Given request:
Print the whole listing exactly.

Saved data entries:
------------------------

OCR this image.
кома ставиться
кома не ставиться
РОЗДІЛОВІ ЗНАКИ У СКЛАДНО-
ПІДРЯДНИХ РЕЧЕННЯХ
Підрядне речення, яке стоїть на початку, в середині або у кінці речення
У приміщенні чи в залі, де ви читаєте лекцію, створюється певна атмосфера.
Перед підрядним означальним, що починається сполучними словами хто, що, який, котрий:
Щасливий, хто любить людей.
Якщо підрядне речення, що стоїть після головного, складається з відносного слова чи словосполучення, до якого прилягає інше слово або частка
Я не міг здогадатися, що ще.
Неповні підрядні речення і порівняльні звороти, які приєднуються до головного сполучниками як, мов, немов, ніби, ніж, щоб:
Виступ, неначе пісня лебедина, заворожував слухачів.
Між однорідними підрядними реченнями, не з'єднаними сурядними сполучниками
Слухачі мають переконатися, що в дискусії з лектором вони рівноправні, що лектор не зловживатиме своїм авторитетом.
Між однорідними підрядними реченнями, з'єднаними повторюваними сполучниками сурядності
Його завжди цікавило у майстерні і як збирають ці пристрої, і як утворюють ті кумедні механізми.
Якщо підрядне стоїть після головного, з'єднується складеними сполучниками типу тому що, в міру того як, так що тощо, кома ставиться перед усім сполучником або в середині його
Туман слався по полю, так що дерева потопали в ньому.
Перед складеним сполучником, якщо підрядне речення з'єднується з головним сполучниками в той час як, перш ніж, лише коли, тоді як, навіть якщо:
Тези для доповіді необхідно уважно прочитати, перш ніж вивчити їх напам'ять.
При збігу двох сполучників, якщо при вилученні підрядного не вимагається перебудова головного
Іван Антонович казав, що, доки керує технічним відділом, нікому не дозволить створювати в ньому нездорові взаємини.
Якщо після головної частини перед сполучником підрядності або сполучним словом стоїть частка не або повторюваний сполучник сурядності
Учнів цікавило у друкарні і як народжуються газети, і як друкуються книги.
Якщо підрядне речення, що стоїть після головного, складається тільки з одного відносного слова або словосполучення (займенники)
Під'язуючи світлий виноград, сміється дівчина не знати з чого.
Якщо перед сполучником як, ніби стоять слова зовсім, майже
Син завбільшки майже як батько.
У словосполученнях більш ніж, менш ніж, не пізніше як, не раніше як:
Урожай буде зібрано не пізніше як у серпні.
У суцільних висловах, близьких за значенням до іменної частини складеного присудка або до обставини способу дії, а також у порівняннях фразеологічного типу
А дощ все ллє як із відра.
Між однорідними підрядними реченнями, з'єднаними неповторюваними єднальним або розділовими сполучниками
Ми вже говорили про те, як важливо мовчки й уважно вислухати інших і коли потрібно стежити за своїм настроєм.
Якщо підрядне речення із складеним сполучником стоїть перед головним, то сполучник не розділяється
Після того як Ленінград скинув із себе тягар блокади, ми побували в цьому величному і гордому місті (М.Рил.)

------------------------

Answer for the task:
OCR this image.
кома ставиться
кома не ставиться
РОЗДІЛОВІ ЗНАКИ У СКЛАДНО-
ПІДРЯДНИХ РЕЧЕННЯХ
Підрядне речення, яке стоїть на початку, в середині або у кінці речення
У приміщенні чи в залі, де ви читаєте лекцію, створюється певна атмосфера.
Перед підрядним означальним, що починається сполучними словами хто, що, який, котрий:
Щасливий, хто любить людей.
Якщо підрядне речення, що стоїть після головного, складається з відносного слова чи словосполучення, до якого прилягає інше слово або частка
Я не міг здогадатися, що ще.
Неповні підрядні речення і порівняльні звороти, які приєднуються до головного сполучниками як, мов, немов, ніби, ніж, щоб:
Виступ, неначе пісня лебедина, заворожував слухачів.
Між однорідними підрядними реченнями, не з'єднаними сурядними сполучниками
Слухачі мають переконатися, що в дискусії з лектором вони рівноправні, що лектор не зловживатиме своїм авторитетом.
Між однорідними підрядними реченнями, з'єднаними повторюваними сполучниками сурядності
Його завжди цікавило у майстерні і як збирають ці пристрої, і як утворюють ті кумедні механізми.
Якщо підрядне стоїть після головного, з'єднується складеними сполучниками типу тому що, в міру того як, так що тощо, кома ставиться перед усім сполучником або в середині його
Туман слався по полю, так що дерева потопали в ньому.
Перед складеним сполучником, якщо підрядне речення з'єднується з головним сполучниками в той час як, перш ніж, лише коли, тоді як, навіть якщо:
Тези для доповіді необхідно уважно прочитати, перш ніж вивчити їх напам'ять.
При збігу двох сполучників, якщо при вилученні підрядного не вимагається перебудова головного
Іван Антонович казав, що, доки керує технічним відділом, нікому не дозволить створювати в ньому нездорові взаємини.
Якщо після головної частини перед сполучником підрядності або сполучним словом стоїть частка не або повторюваний сполучник сурядності
Учнів цікавило у друкарні і як народжуються газети, і як друкуються книги.
Якщо підрядне речення, що стоїть після головного, складається тільки з одного відносного слова або словосполучення (займенники)
Під'язуючи світлий виноград, сміється дівчина не знати з чого.
Якщо перед сполучником як, ніби стоять слова зовсім, майже
Син завбільшки майже як батько.
У словосполученнях більш ніж, менш ніж, не пізніше як, не раніше як:
Урожай буде зібрано не пізніше як у серпні.
У суцільних висловах, близьких за значенням до іменної частини складеного присудка або до обставини способу дії, а також у порівняннях фразеологічного типу
А дощ все ллє як із відра.
Між однорідними підрядними реченнями, з'єднаними неповторюваними єднальним або розділовими сполучниками
Ми вже говорили про те, як важливо мовчки й уважно вислухати інших і коли потрібно стежити за своїм настроєм.
Якщо підрядне речення із складеним сполучником стоїть перед головним, то сполучник не розділяється
Після того як Ленінград скинув із себе тягар блокади, ми побували в цьому величному і гордому місті (М.Рил.)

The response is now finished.